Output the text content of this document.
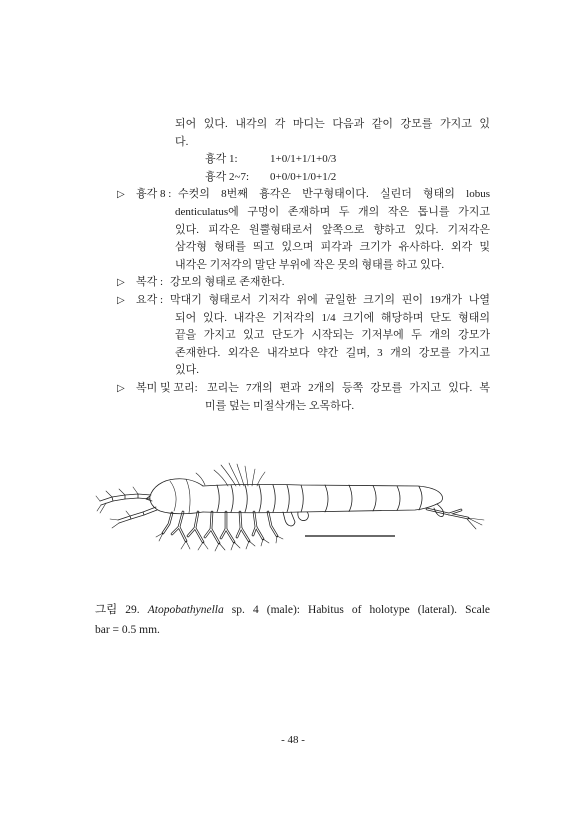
되어 있다. 내각의 각 마디는 다음과 같이 강모를 가지고 있
다.
흉각 1:	1+0/1+1/1+0/3
흉각 2~7: 0+0/0+1/0+1/2
▷ 흉각 8 : 수컷의 8번째 흉각은 반구형태이다. 실린더 형태의 lobus
denticulatus에 구멍이 존재하며 두 개의 작은 톱니를 가지고
있다. 피각은 원뿔형태로서 앞쪽으로 향하고 있다. 기저각은
삼각형 형태를 띄고 있으며 피각과 크기가 유사하다. 외각 및
내각은 기저각의 말단 부위에 작은 못의 형태를 하고 있다.
▷ 복각 : 강모의 형태로 존재한다.
▷ 요각 : 막대기 형태로서 기저각 위에 균일한 크기의 핀이 19개가 나열
되어 있다. 내각은 기저각의 1/4 크기에 해당하며 단도 형태의
끝을 가지고 있고 단도가 시작되는 기저부에 두 개의 강모가
존재한다. 외각은 내각보다 약간 길며, 3 개의 강모를 가지고
있다.
▷ 복미 및 꼬리: 꼬리는 7개의 편과 2개의 등쪽 강모를 가지고 있다. 복
미를 덮는 미절삭개는 오목하다.
그림 29. Atopobathynella sp. 4 (male): Habitus of holotype (lateral). Scale
bar = 0.5 mm.
- 48 -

====================

Working from the lines above, reproduce the material exactly and exclude its pictures.

Output the text content of this document.
되어 있다. 내각의 각 마디는 다음과 같이 강모를 가지고 있
다.
흉각 1:	1+0/1+1/1+0/3
흉각 2~7: 0+0/0+1/0+1/2
▷ 흉각 8 : 수컷의 8번째 흉각은 반구형태이다. 실린더 형태의 lobus
denticulatus에 구멍이 존재하며 두 개의 작은 톱니를 가지고
있다. 피각은 원뿔형태로서 앞쪽으로 향하고 있다. 기저각은
삼각형 형태를 띄고 있으며 피각과 크기가 유사하다. 외각 및
내각은 기저각의 말단 부위에 작은 못의 형태를 하고 있다.
▷ 복각 : 강모의 형태로 존재한다.
▷ 요각 : 막대기 형태로서 기저각 위에 균일한 크기의 핀이 19개가 나열
되어 있다. 내각은 기저각의 1/4 크기에 해당하며 단도 형태의
끝을 가지고 있고 단도가 시작되는 기저부에 두 개의 강모가
존재한다. 외각은 내각보다 약간 길며, 3 개의 강모를 가지고
있다.
▷ 복미 및 꼬리: 꼬리는 7개의 편과 2개의 등쪽 강모를 가지고 있다. 복
미를 덮는 미절삭개는 오목하다.
그림 29. Atopobathynella sp. 4 (male): Habitus of holotype (lateral). Scale
bar = 0.5 mm.
- 48 -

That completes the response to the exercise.